- **Requirement**:
Pull out each line of the data that includes the word "more".

- **Data excerpts**:
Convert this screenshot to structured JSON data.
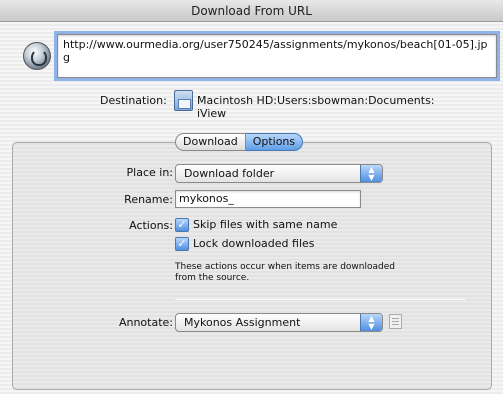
{
  "window": {
    "title": "Download From URL"
  },
  "url": {
    "value": "http://www.ourmedia.org/user750245/assignments/mykonos/beach[01-05].jpg"
  },
  "destination": {
    "label": "Destination:",
    "value": "Macintosh HD:Users:sbowman:Documents:\niView"
  },
  "tabs": [
    {
      "label": "Download",
      "active": false
    },
    {
      "label": "Options",
      "active": true
    }
  ],
  "options": {
    "place_in": {
      "label": "Place in:",
      "value": "Download folder"
    },
    "rename": {
      "label": "Rename:",
      "value": "mykonos_"
    },
    "actions": {
      "label": "Actions:",
      "skip": {
        "label": "Skip files with same name",
        "checked": true
      },
      "lock": {
        "label": "Lock downloaded files",
        "checked": true
      },
      "note": "These actions occur when items are downloaded from the source."
    },
    "annotate": {
      "label": "Annotate:",
      "value": "Mykonos Assignment"
    }
  },
  "icons": {
    "url": "globe-icon",
    "destination": "folder-icon",
    "popup": "updown-arrows-icon",
    "note": "note-icon"
  },
  "colors": {
    "accent": "#5f9ee8",
    "focus_ring": "#8fb3e8"
  }
}
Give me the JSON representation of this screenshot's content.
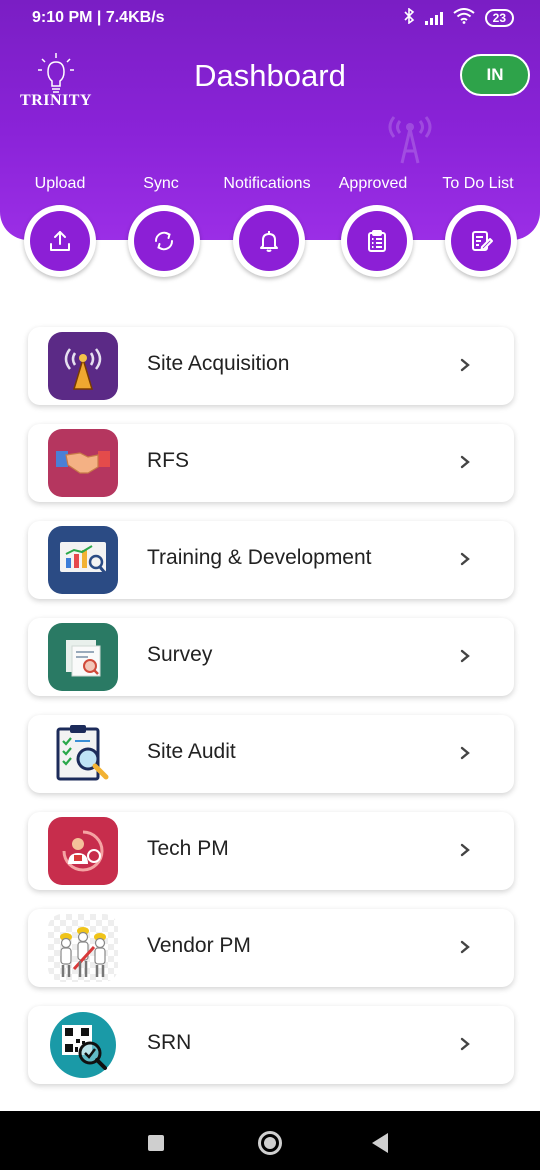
{
  "status_bar": {
    "time_speed": "9:10 PM | 7.4KB/s",
    "battery": "23"
  },
  "header": {
    "logo_text": "TRINITY",
    "title": "Dashboard",
    "in_button": "IN"
  },
  "actions": [
    {
      "label": "Upload",
      "icon": "upload-icon"
    },
    {
      "label": "Sync",
      "icon": "sync-icon"
    },
    {
      "label": "Notifications",
      "icon": "bell-icon"
    },
    {
      "label": "Approved",
      "icon": "clipboard-icon"
    },
    {
      "label": "To Do List",
      "icon": "todo-icon"
    }
  ],
  "menu": [
    {
      "label": "Site Acquisition",
      "icon": "tower-icon"
    },
    {
      "label": "RFS",
      "icon": "handshake-icon"
    },
    {
      "label": "Training & Development",
      "icon": "presentation-icon"
    },
    {
      "label": "Survey",
      "icon": "survey-icon"
    },
    {
      "label": "Site Audit",
      "icon": "audit-icon"
    },
    {
      "label": "Tech PM",
      "icon": "tech-pm-icon"
    },
    {
      "label": "Vendor PM",
      "icon": "vendor-pm-icon"
    },
    {
      "label": "SRN",
      "icon": "qr-icon"
    }
  ],
  "colors": {
    "header_purple": "#8a23d8",
    "action_purple": "#8c1fd6",
    "in_button_green": "#2ea34a"
  }
}
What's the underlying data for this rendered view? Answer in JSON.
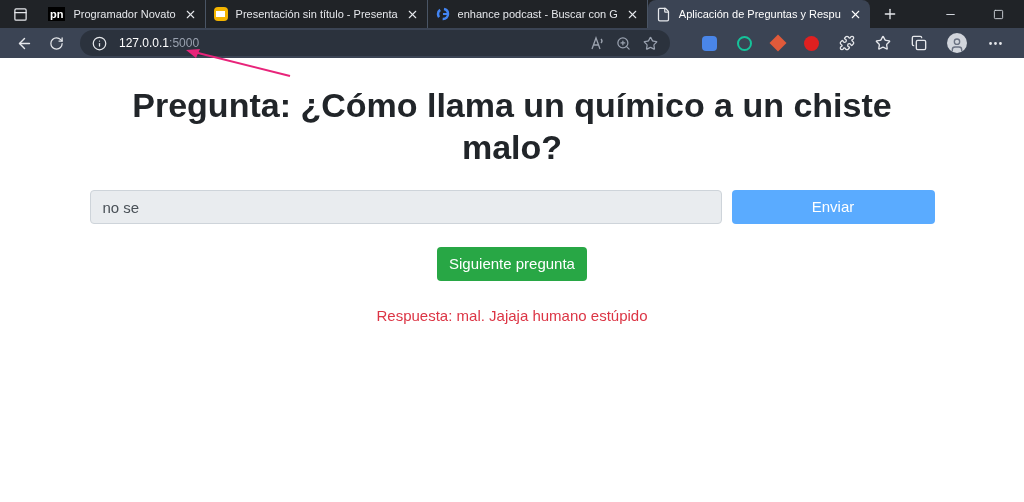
{
  "browser": {
    "tabs": [
      {
        "title": "Programador Novato",
        "logo": "pn",
        "selected": false
      },
      {
        "title": "Presentación sin título - Presenta",
        "selected": false
      },
      {
        "title": "enhance podcast - Buscar con G",
        "selected": false
      },
      {
        "title": "Aplicación de Preguntas y Respu",
        "selected": true
      }
    ],
    "address": {
      "host": "127.0.0.1",
      "port": ":5000"
    }
  },
  "page": {
    "question": "Pregunta: ¿Cómo llama un químico a un chiste malo?",
    "answer_field": {
      "value": "no se"
    },
    "send_button": "Enviar",
    "next_button": "Siguiente pregunta",
    "response": "Respuesta: mal. Jajaja humano estúpido"
  }
}
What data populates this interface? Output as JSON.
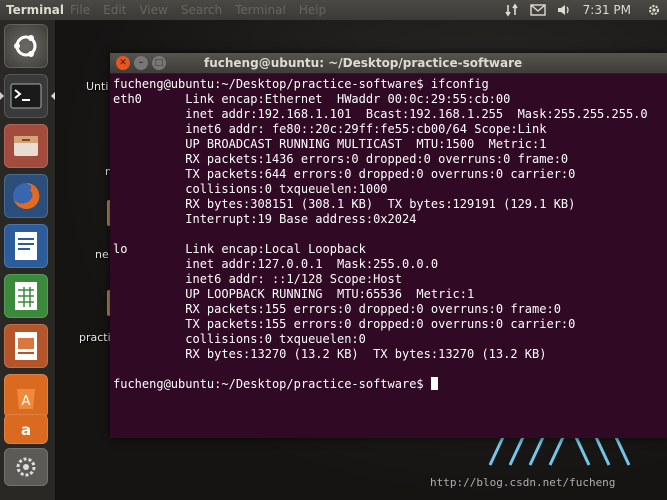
{
  "top_panel": {
    "app_name": "Terminal",
    "menu": [
      "File",
      "Edit",
      "View",
      "Search",
      "Terminal",
      "Help"
    ],
    "clock": "7:31 PM"
  },
  "desktop": {
    "labels": [
      "Unti",
      "n",
      "ne",
      "practi"
    ]
  },
  "window": {
    "title": "fucheng@ubuntu: ~/Desktop/practice-software"
  },
  "terminal": {
    "lines": [
      "fucheng@ubuntu:~/Desktop/practice-software$ ifconfig",
      "eth0      Link encap:Ethernet  HWaddr 00:0c:29:55:cb:00",
      "          inet addr:192.168.1.101  Bcast:192.168.1.255  Mask:255.255.255.0",
      "          inet6 addr: fe80::20c:29ff:fe55:cb00/64 Scope:Link",
      "          UP BROADCAST RUNNING MULTICAST  MTU:1500  Metric:1",
      "          RX packets:1436 errors:0 dropped:0 overruns:0 frame:0",
      "          TX packets:644 errors:0 dropped:0 overruns:0 carrier:0",
      "          collisions:0 txqueuelen:1000",
      "          RX bytes:308151 (308.1 KB)  TX bytes:129191 (129.1 KB)",
      "          Interrupt:19 Base address:0x2024",
      "",
      "lo        Link encap:Local Loopback",
      "          inet addr:127.0.0.1  Mask:255.0.0.0",
      "          inet6 addr: ::1/128 Scope:Host",
      "          UP LOOPBACK RUNNING  MTU:65536  Metric:1",
      "          RX packets:155 errors:0 dropped:0 overruns:0 frame:0",
      "          TX packets:155 errors:0 dropped:0 overruns:0 carrier:0",
      "          collisions:0 txqueuelen:0",
      "          RX bytes:13270 (13.2 KB)  TX bytes:13270 (13.2 KB)",
      "",
      "fucheng@ubuntu:~/Desktop/practice-software$ "
    ]
  },
  "watermark": "http://blog.csdn.net/fucheng",
  "launcher": {
    "items": [
      "ubuntu-dash-icon",
      "terminal-icon",
      "files-icon",
      "firefox-icon",
      "writer-icon",
      "calc-icon",
      "impress-icon",
      "software-center-icon",
      "amazon-icon",
      "settings-icon"
    ]
  },
  "colors": {
    "terminal_bg": "#300a24",
    "panel_bg": "#3b3a36",
    "accent": "#e95420"
  }
}
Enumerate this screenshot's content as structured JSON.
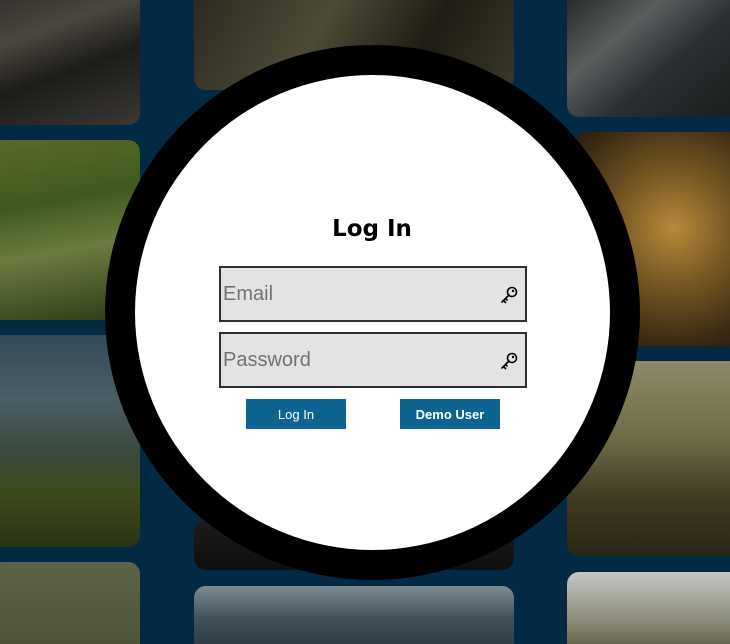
{
  "login": {
    "title": "Log In",
    "email": {
      "placeholder": "Email",
      "value": "",
      "icon": "key-icon"
    },
    "password": {
      "placeholder": "Password",
      "value": "",
      "icon": "key-icon"
    },
    "login_button": "Log In",
    "demo_button": "Demo User"
  },
  "colors": {
    "background": "#032a45",
    "button": "#0d6491",
    "ring": "#000000",
    "field_bg": "#e3e3e3"
  }
}
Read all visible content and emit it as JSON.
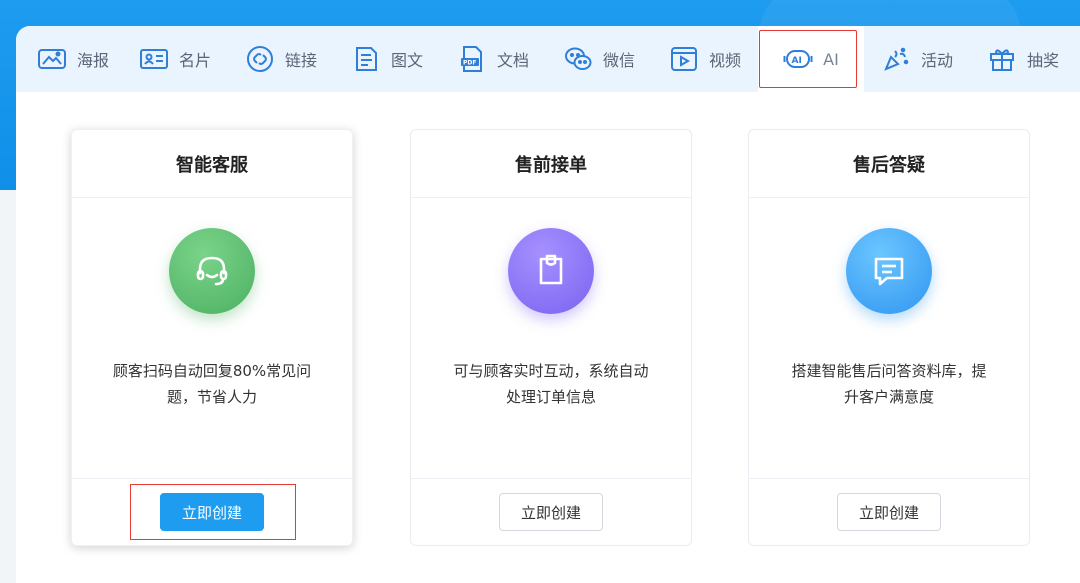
{
  "tabs": [
    {
      "label": "海报",
      "icon": "poster-icon"
    },
    {
      "label": "名片",
      "icon": "business-card-icon"
    },
    {
      "label": "链接",
      "icon": "link-icon"
    },
    {
      "label": "图文",
      "icon": "article-icon"
    },
    {
      "label": "文档",
      "icon": "pdf-document-icon"
    },
    {
      "label": "微信",
      "icon": "wechat-icon"
    },
    {
      "label": "视频",
      "icon": "video-icon"
    },
    {
      "label": "AI",
      "icon": "ai-icon",
      "active": true
    },
    {
      "label": "活动",
      "icon": "activity-icon"
    },
    {
      "label": "抽奖",
      "icon": "gift-icon"
    }
  ],
  "cards": [
    {
      "title": "智能客服",
      "icon": "headset-icon",
      "desc_line1": "顾客扫码自动回复80%常见问",
      "desc_line2": "题，节省人力",
      "button": "立即创建",
      "color": "#4caf61"
    },
    {
      "title": "售前接单",
      "icon": "clipboard-icon",
      "desc_line1": "可与顾客实时互动，系统自动",
      "desc_line2": "处理订单信息",
      "button": "立即创建",
      "color": "#7b62f0"
    },
    {
      "title": "售后答疑",
      "icon": "chat-bubble-icon",
      "desc_line1": "搭建智能售后问答资料库，提",
      "desc_line2": "升客户满意度",
      "button": "立即创建",
      "color": "#2f95f0"
    }
  ],
  "colors": {
    "brand": "#1e9cf0",
    "tab_text": "#5a6577",
    "highlight": "#e53935"
  }
}
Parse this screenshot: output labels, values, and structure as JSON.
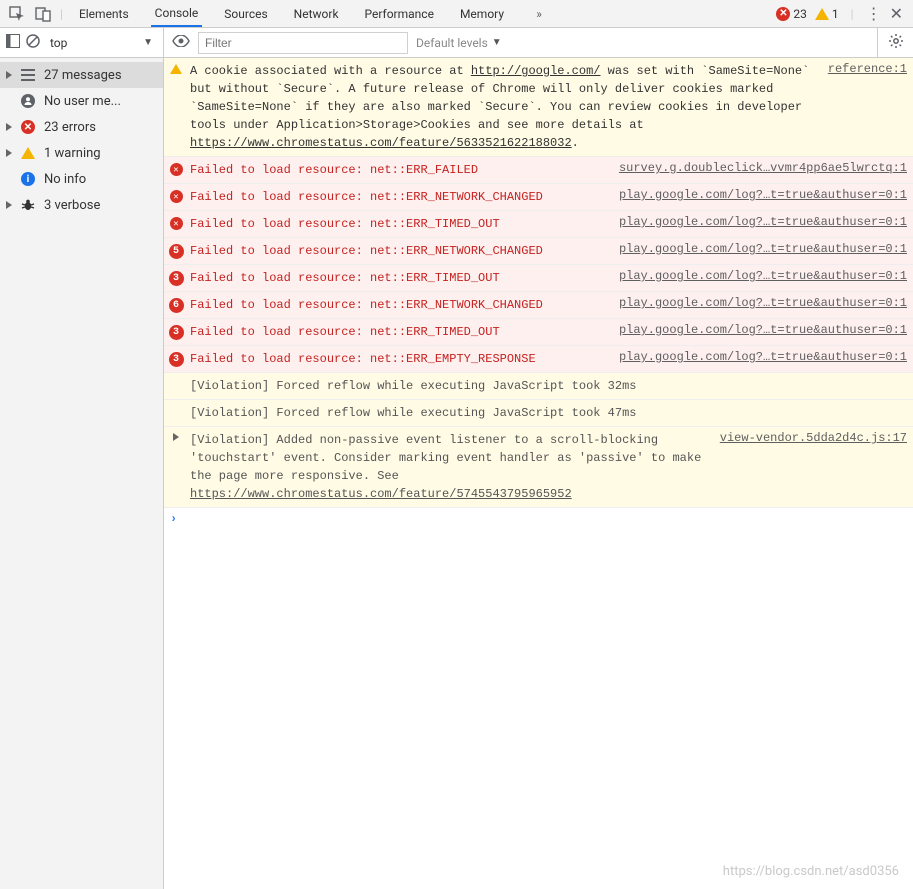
{
  "tabs": {
    "items": [
      "Elements",
      "Console",
      "Sources",
      "Network",
      "Performance",
      "Memory"
    ],
    "active": "Console"
  },
  "status": {
    "error_count": "23",
    "warn_count": "1"
  },
  "toolbar": {
    "context": "top",
    "filter_placeholder": "Filter",
    "levels_label": "Default levels"
  },
  "sidebar": {
    "items": [
      {
        "label": "27 messages",
        "icon": "lines",
        "selected": true,
        "expandable": true
      },
      {
        "label": "No user me...",
        "icon": "user",
        "selected": false,
        "expandable": false
      },
      {
        "label": "23 errors",
        "icon": "error",
        "selected": false,
        "expandable": true
      },
      {
        "label": "1 warning",
        "icon": "warn",
        "selected": false,
        "expandable": true
      },
      {
        "label": "No info",
        "icon": "info",
        "selected": false,
        "expandable": false
      },
      {
        "label": "3 verbose",
        "icon": "bug",
        "selected": false,
        "expandable": true
      }
    ]
  },
  "messages": [
    {
      "type": "warn",
      "pre": "A cookie associated with a resource at ",
      "link1": "http://google.com/",
      "mid": " was set with `SameSite=None` but without `Secure`. A future release of Chrome will only deliver cookies marked `SameSite=None` if they are also marked `Secure`. You can review cookies in developer tools under Application>Storage>Cookies and see more details at ",
      "link2": "https://www.chromestatus.com/feature/5633521622188032",
      "post": ".",
      "source": "reference:1"
    },
    {
      "type": "err",
      "text": "Failed to load resource: net::ERR_FAILED",
      "source": "survey.g.doubleclick…vvmr4pp6ae5lwrctq:1"
    },
    {
      "type": "err",
      "text": "Failed to load resource: net::ERR_NETWORK_CHANGED",
      "source": "play.google.com/log?…t=true&authuser=0:1"
    },
    {
      "type": "err",
      "text": "Failed to load resource: net::ERR_TIMED_OUT",
      "source": "play.google.com/log?…t=true&authuser=0:1"
    },
    {
      "type": "err",
      "count": "5",
      "text": "Failed to load resource: net::ERR_NETWORK_CHANGED",
      "source": "play.google.com/log?…t=true&authuser=0:1"
    },
    {
      "type": "err",
      "count": "3",
      "text": "Failed to load resource: net::ERR_TIMED_OUT",
      "source": "play.google.com/log?…t=true&authuser=0:1"
    },
    {
      "type": "err",
      "count": "6",
      "text": "Failed to load resource: net::ERR_NETWORK_CHANGED",
      "source": "play.google.com/log?…t=true&authuser=0:1"
    },
    {
      "type": "err",
      "count": "3",
      "text": "Failed to load resource: net::ERR_TIMED_OUT",
      "source": "play.google.com/log?…t=true&authuser=0:1"
    },
    {
      "type": "err",
      "count": "3",
      "text": "Failed to load resource: net::ERR_EMPTY_RESPONSE",
      "source": "play.google.com/log?…t=true&authuser=0:1"
    },
    {
      "type": "violation",
      "text": "[Violation] Forced reflow while executing JavaScript took 32ms"
    },
    {
      "type": "violation",
      "text": "[Violation] Forced reflow while executing JavaScript took 47ms"
    },
    {
      "type": "verbose",
      "expandable": true,
      "pre": "[Violation] Added non-passive event listener to a scroll-blocking 'touchstart' event. Consider marking event handler as 'passive' to make the page more responsive. See ",
      "link": "https://www.chromestatus.com/feature/5745543795965952",
      "source": "view-vendor.5dda2d4c.js:17"
    }
  ],
  "watermark": "https://blog.csdn.net/asd0356"
}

- **Completed exercise**:
      "mid": " was set with `SameSite=None` but without `Secure`. A future release of Chrome will only deliver cookies marked `SameSite=None` if they are also marked `Secure`. You can review cookies in developer tools under Application>Storage>Cookies and see more details at ",
      "pre": "[Violation] Added non-passive event listener to a scroll-blocking 'touchstart' event. Consider marking event handler as 'passive' to make the page more responsive. See ",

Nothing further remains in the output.